Type out the complete listing below word for word, without its pictures.

_Data provided:_
━━━━━━━━━━━━━━━━━━━━

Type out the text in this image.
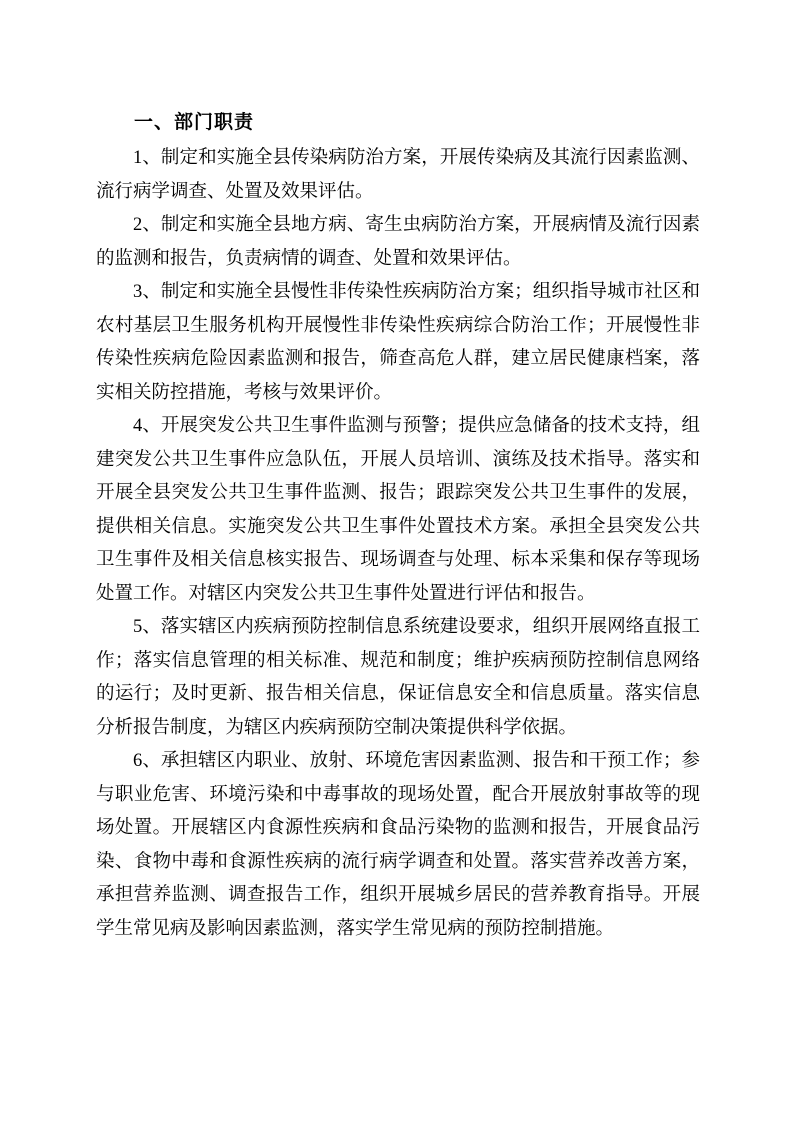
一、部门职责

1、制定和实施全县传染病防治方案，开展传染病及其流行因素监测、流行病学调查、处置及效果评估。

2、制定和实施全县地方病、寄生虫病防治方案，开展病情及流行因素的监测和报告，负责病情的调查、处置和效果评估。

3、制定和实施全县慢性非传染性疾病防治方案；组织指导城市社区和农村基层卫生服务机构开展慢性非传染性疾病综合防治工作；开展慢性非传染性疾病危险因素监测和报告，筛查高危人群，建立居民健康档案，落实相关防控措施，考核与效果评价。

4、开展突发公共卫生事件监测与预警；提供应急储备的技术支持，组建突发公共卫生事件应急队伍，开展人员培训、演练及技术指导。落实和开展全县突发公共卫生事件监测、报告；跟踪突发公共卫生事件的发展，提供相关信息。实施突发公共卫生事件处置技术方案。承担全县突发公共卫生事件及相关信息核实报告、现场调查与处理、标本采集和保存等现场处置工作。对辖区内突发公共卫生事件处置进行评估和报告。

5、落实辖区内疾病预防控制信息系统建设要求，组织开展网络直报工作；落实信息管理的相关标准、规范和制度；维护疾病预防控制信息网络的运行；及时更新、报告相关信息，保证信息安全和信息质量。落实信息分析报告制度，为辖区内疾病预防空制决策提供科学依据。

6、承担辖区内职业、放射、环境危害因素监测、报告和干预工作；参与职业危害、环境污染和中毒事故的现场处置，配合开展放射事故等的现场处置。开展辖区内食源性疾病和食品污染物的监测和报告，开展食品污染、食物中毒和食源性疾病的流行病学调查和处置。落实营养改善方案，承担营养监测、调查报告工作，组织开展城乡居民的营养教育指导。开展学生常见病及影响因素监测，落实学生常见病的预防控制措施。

━━━━━━━━━━━━━━━━━━━━

_Written solution:_
Type out the text in this image.
一、部门职责

1、制定和实施全县传染病防治方案，开展传染病及其流行因素监测、流行病学调查、处置及效果评估。

2、制定和实施全县地方病、寄生虫病防治方案，开展病情及流行因素的监测和报告，负责病情的调查、处置和效果评估。

3、制定和实施全县慢性非传染性疾病防治方案；组织指导城市社区和农村基层卫生服务机构开展慢性非传染性疾病综合防治工作；开展慢性非传染性疾病危险因素监测和报告，筛查高危人群，建立居民健康档案，落实相关防控措施，考核与效果评价。

4、开展突发公共卫生事件监测与预警；提供应急储备的技术支持，组建突发公共卫生事件应急队伍，开展人员培训、演练及技术指导。落实和开展全县突发公共卫生事件监测、报告；跟踪突发公共卫生事件的发展，提供相关信息。实施突发公共卫生事件处置技术方案。承担全县突发公共卫生事件及相关信息核实报告、现场调查与处理、标本采集和保存等现场处置工作。对辖区内突发公共卫生事件处置进行评估和报告。

5、落实辖区内疾病预防控制信息系统建设要求，组织开展网络直报工作；落实信息管理的相关标准、规范和制度；维护疾病预防控制信息网络的运行；及时更新、报告相关信息，保证信息安全和信息质量。落实信息分析报告制度，为辖区内疾病预防空制决策提供科学依据。

6、承担辖区内职业、放射、环境危害因素监测、报告和干预工作；参与职业危害、环境污染和中毒事故的现场处置，配合开展放射事故等的现场处置。开展辖区内食源性疾病和食品污染物的监测和报告，开展食品污染、食物中毒和食源性疾病的流行病学调查和处置。落实营养改善方案，承担营养监测、调查报告工作，组织开展城乡居民的营养教育指导。开展学生常见病及影响因素监测，落实学生常见病的预防控制措施。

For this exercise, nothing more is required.